----- DATA SECTION

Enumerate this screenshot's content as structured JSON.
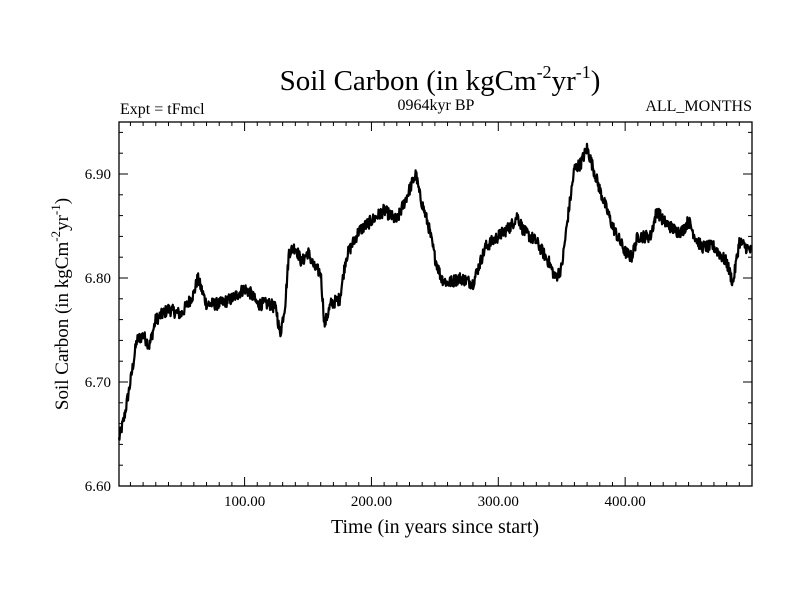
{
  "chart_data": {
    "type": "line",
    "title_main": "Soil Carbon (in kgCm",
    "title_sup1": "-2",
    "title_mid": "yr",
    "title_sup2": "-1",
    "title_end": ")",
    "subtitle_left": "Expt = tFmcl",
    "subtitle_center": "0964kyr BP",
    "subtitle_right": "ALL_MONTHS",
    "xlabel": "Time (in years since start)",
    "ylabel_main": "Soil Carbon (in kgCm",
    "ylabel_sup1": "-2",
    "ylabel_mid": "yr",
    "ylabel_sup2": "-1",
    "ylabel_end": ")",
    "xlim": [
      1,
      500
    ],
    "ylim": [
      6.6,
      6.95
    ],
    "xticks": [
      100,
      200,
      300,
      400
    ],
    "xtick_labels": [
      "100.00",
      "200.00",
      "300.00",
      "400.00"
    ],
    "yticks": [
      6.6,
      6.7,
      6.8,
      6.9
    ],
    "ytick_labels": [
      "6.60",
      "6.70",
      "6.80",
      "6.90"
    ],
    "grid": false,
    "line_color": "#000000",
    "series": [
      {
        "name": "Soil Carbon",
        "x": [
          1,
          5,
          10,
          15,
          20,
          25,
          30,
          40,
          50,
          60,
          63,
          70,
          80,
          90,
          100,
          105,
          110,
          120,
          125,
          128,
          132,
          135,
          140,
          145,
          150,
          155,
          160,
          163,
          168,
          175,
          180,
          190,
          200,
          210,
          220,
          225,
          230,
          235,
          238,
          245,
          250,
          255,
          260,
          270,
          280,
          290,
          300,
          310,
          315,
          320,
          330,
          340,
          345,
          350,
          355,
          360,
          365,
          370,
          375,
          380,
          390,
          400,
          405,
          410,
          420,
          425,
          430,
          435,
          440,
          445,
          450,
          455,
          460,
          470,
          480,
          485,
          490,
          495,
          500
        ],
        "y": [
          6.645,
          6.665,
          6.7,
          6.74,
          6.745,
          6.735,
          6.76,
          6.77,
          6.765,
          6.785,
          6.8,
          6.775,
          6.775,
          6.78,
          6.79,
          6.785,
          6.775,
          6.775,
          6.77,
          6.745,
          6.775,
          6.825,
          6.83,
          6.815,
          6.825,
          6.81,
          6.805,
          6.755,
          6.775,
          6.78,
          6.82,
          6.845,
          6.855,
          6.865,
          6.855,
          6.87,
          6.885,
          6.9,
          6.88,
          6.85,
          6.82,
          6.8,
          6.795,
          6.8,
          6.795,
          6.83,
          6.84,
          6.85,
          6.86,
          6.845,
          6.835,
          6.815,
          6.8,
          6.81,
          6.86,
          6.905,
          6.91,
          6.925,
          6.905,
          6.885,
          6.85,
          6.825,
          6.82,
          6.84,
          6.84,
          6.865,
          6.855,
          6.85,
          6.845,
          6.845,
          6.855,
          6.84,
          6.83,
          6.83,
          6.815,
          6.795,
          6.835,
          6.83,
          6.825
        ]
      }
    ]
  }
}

----------

Write out each entry exactly as given, but skip the pictures.

Enumerate this screenshot's content as structured JSON.
{
  "chart_data": {
    "type": "line",
    "title_main": "Soil Carbon (in kgCm",
    "title_sup1": "-2",
    "title_mid": "yr",
    "title_sup2": "-1",
    "title_end": ")",
    "subtitle_left": "Expt = tFmcl",
    "subtitle_center": "0964kyr BP",
    "subtitle_right": "ALL_MONTHS",
    "xlabel": "Time (in years since start)",
    "ylabel_main": "Soil Carbon (in kgCm",
    "ylabel_sup1": "-2",
    "ylabel_mid": "yr",
    "ylabel_sup2": "-1",
    "ylabel_end": ")",
    "xlim": [
      1,
      500
    ],
    "ylim": [
      6.6,
      6.95
    ],
    "xticks": [
      100,
      200,
      300,
      400
    ],
    "xtick_labels": [
      "100.00",
      "200.00",
      "300.00",
      "400.00"
    ],
    "yticks": [
      6.6,
      6.7,
      6.8,
      6.9
    ],
    "ytick_labels": [
      "6.60",
      "6.70",
      "6.80",
      "6.90"
    ],
    "grid": false,
    "line_color": "#000000",
    "series": [
      {
        "name": "Soil Carbon",
        "x": [
          1,
          5,
          10,
          15,
          20,
          25,
          30,
          40,
          50,
          60,
          63,
          70,
          80,
          90,
          100,
          105,
          110,
          120,
          125,
          128,
          132,
          135,
          140,
          145,
          150,
          155,
          160,
          163,
          168,
          175,
          180,
          190,
          200,
          210,
          220,
          225,
          230,
          235,
          238,
          245,
          250,
          255,
          260,
          270,
          280,
          290,
          300,
          310,
          315,
          320,
          330,
          340,
          345,
          350,
          355,
          360,
          365,
          370,
          375,
          380,
          390,
          400,
          405,
          410,
          420,
          425,
          430,
          435,
          440,
          445,
          450,
          455,
          460,
          470,
          480,
          485,
          490,
          495,
          500
        ],
        "y": [
          6.645,
          6.665,
          6.7,
          6.74,
          6.745,
          6.735,
          6.76,
          6.77,
          6.765,
          6.785,
          6.8,
          6.775,
          6.775,
          6.78,
          6.79,
          6.785,
          6.775,
          6.775,
          6.77,
          6.745,
          6.775,
          6.825,
          6.83,
          6.815,
          6.825,
          6.81,
          6.805,
          6.755,
          6.775,
          6.78,
          6.82,
          6.845,
          6.855,
          6.865,
          6.855,
          6.87,
          6.885,
          6.9,
          6.88,
          6.85,
          6.82,
          6.8,
          6.795,
          6.8,
          6.795,
          6.83,
          6.84,
          6.85,
          6.86,
          6.845,
          6.835,
          6.815,
          6.8,
          6.81,
          6.86,
          6.905,
          6.91,
          6.925,
          6.905,
          6.885,
          6.85,
          6.825,
          6.82,
          6.84,
          6.84,
          6.865,
          6.855,
          6.85,
          6.845,
          6.845,
          6.855,
          6.84,
          6.83,
          6.83,
          6.815,
          6.795,
          6.835,
          6.83,
          6.825
        ]
      }
    ]
  }
}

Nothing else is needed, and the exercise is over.